____ Supplied information

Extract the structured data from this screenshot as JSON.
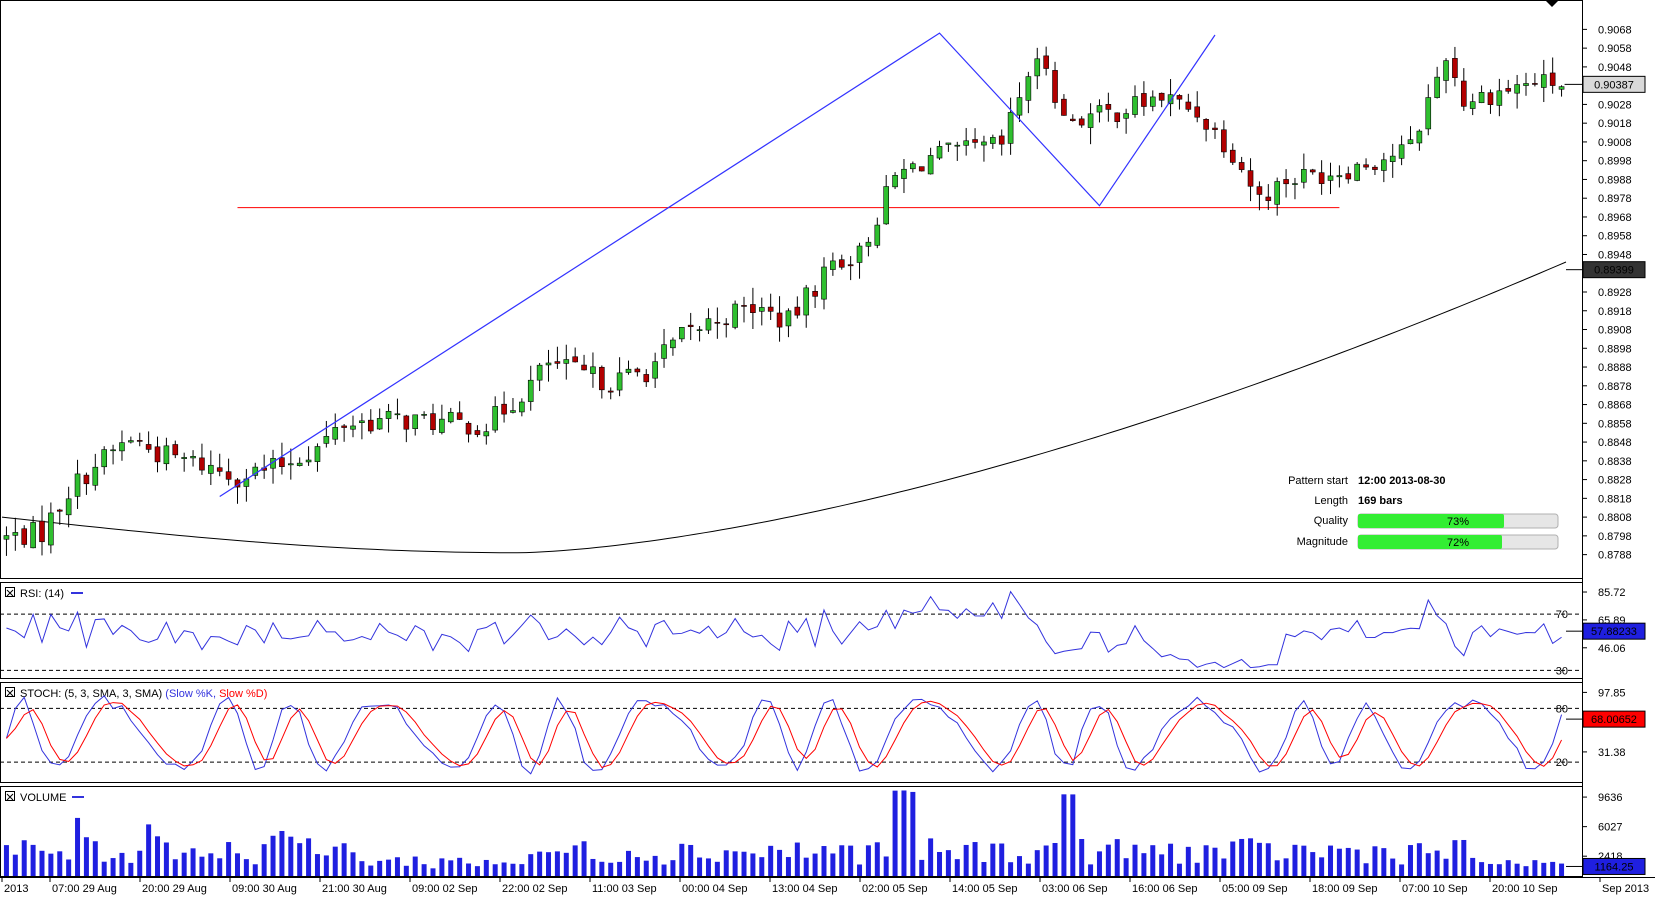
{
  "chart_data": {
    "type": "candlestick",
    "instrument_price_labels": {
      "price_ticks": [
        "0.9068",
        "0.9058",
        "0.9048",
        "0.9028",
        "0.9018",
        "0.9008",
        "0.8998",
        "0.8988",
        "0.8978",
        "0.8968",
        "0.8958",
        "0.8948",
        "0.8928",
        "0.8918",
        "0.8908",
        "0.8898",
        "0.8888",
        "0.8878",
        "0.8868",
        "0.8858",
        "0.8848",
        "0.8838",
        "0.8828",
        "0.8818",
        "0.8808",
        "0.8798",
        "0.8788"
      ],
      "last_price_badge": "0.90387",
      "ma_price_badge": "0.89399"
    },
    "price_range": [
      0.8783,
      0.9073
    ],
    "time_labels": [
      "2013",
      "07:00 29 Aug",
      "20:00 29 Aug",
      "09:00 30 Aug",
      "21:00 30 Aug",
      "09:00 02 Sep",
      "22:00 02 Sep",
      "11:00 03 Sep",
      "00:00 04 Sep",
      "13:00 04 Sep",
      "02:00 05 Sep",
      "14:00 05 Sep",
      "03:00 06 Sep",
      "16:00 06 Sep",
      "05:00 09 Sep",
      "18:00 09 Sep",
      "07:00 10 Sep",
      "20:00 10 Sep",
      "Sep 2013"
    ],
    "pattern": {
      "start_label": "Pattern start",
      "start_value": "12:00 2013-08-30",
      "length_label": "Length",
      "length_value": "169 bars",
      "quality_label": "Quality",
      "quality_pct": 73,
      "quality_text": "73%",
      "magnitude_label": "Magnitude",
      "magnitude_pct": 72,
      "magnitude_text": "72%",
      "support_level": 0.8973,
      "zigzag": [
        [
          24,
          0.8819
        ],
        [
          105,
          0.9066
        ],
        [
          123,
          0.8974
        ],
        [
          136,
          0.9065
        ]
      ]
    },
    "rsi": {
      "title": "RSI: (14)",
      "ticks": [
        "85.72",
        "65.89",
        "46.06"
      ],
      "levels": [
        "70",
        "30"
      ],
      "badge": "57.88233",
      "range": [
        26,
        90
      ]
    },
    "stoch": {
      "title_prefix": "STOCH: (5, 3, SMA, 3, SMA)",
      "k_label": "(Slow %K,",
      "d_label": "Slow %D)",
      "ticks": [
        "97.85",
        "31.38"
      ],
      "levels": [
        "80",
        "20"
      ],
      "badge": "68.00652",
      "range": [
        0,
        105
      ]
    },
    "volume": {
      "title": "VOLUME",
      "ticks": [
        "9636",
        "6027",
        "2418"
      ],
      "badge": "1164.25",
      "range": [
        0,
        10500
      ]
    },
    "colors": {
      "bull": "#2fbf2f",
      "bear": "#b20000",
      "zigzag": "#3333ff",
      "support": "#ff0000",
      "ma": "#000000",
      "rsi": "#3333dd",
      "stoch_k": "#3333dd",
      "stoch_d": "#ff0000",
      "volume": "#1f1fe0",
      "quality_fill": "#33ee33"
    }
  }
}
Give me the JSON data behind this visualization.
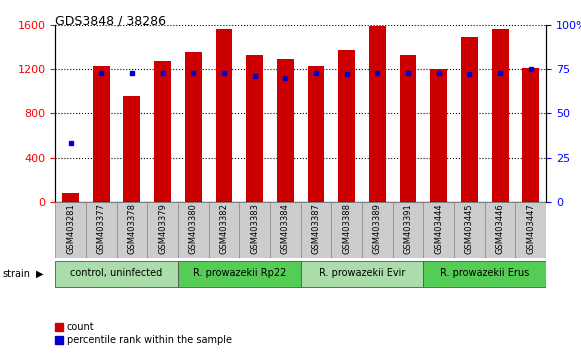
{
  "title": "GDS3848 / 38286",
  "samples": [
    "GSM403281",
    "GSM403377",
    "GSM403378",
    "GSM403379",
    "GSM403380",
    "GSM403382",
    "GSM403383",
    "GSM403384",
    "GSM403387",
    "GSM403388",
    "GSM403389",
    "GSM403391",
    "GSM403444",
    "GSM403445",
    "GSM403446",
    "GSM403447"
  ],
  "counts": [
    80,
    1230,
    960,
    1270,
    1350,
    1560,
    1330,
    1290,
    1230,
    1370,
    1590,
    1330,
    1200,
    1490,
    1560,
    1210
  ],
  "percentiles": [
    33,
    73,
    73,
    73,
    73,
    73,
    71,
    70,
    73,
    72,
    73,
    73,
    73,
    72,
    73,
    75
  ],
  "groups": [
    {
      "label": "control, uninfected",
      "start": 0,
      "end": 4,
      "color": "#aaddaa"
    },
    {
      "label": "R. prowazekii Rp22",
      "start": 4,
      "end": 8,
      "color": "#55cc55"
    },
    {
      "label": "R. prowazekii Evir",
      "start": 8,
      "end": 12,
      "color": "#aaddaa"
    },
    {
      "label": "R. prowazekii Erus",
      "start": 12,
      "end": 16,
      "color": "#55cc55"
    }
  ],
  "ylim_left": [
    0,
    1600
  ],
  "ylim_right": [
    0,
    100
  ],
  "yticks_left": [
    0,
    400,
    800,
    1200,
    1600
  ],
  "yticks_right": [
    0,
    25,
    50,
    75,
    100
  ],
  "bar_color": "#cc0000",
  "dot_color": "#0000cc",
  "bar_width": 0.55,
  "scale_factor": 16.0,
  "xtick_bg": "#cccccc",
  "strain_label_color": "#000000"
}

________

### Instructions to follow
Using the listing, copy every line where the word "prowazekii" shows up.

### Solution for this exercise
      "label": "R. prowazekii Rp22",
      "label": "R. prowazekii Evir",
      "label": "R. prowazekii Erus",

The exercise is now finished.